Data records
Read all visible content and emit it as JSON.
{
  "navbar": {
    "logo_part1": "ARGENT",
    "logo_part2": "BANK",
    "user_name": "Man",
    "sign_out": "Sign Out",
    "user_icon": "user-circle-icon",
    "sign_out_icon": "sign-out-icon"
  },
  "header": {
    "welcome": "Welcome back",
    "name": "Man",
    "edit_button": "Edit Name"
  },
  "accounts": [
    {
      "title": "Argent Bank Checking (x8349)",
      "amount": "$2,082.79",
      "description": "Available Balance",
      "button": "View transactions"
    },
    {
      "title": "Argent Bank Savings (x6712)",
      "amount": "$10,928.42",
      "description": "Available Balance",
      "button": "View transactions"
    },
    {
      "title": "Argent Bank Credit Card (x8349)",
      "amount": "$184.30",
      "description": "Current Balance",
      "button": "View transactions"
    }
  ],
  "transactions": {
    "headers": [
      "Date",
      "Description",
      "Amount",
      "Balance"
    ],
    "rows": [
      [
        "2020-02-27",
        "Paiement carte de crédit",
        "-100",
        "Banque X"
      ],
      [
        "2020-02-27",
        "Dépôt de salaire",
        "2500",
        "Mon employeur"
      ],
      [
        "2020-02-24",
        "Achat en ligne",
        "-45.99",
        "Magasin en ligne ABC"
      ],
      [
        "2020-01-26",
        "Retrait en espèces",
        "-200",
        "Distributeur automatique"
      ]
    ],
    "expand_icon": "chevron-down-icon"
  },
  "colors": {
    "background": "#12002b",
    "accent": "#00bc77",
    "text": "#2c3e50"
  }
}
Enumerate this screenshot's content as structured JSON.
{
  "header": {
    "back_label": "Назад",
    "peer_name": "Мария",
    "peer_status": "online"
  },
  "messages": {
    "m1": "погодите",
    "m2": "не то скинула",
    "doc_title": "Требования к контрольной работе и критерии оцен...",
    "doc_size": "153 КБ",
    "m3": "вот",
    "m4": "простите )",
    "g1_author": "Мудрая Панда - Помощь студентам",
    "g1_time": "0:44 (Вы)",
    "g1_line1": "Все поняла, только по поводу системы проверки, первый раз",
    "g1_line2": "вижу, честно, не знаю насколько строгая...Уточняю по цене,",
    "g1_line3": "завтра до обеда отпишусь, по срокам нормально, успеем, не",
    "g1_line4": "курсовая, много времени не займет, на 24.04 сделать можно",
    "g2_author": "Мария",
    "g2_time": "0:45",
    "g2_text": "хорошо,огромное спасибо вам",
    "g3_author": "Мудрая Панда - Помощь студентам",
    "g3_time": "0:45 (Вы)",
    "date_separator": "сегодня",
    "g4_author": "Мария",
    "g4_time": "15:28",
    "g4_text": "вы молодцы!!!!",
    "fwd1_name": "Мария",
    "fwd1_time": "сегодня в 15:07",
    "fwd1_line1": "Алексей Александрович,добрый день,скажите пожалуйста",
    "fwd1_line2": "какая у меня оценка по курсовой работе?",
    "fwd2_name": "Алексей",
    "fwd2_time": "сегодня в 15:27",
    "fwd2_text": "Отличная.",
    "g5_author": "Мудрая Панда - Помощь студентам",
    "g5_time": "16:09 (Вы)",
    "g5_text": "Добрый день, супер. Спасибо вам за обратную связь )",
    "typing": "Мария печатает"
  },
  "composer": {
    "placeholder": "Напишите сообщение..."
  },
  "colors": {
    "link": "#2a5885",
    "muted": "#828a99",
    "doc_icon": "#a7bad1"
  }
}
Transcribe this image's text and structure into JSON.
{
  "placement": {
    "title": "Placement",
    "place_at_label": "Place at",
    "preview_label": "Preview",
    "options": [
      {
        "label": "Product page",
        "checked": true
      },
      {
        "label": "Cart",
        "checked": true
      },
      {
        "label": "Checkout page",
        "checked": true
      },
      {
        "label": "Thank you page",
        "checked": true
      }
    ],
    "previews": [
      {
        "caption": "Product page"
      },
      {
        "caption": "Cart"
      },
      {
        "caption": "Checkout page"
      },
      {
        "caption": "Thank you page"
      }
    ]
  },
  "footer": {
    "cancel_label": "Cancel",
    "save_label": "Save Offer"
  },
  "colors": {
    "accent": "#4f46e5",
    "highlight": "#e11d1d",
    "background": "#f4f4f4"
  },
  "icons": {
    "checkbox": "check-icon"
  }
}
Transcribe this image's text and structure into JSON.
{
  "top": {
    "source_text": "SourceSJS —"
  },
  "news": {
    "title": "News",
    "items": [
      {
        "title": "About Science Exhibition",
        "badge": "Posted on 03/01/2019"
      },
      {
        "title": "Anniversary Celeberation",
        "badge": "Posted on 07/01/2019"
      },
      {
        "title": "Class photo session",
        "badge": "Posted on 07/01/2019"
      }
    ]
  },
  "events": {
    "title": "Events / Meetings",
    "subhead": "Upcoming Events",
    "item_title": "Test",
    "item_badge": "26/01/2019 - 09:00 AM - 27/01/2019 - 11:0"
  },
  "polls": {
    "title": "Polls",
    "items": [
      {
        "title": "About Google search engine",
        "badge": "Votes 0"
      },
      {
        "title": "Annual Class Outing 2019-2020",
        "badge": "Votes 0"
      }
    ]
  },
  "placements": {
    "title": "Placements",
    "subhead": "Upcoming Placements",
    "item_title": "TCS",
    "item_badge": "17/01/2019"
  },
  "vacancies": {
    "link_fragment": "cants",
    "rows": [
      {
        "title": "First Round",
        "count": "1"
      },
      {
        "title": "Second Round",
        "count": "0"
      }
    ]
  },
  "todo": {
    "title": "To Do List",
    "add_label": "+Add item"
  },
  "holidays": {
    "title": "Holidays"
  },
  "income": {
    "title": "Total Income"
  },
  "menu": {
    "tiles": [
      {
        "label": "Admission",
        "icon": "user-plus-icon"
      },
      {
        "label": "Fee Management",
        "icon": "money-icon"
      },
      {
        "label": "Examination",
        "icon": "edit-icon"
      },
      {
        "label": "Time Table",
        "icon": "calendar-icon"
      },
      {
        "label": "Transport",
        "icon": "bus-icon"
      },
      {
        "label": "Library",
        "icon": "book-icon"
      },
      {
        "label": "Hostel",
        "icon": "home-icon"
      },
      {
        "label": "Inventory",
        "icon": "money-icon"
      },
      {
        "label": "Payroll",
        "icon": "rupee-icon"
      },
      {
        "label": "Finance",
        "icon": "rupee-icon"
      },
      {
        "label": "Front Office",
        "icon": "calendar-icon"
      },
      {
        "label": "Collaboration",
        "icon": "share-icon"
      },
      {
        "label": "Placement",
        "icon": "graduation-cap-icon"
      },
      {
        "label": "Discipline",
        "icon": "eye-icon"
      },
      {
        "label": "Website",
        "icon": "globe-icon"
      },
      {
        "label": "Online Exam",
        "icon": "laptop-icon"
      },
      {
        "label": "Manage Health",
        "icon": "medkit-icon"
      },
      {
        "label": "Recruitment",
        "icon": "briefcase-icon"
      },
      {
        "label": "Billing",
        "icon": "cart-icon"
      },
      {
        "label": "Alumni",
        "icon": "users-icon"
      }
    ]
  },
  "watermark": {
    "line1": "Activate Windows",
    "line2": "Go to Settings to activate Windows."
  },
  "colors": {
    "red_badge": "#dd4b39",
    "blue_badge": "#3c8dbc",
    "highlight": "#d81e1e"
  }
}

• [Required work]
Pick out every line above that holds the word "page" and copy it.

• [Exercise response]
        "label": "Product page",
        "label": "Checkout page",
        "label": "Thank you page",
        "caption": "Product page"
        "caption": "Checkout page"
        "caption": "Thank you page"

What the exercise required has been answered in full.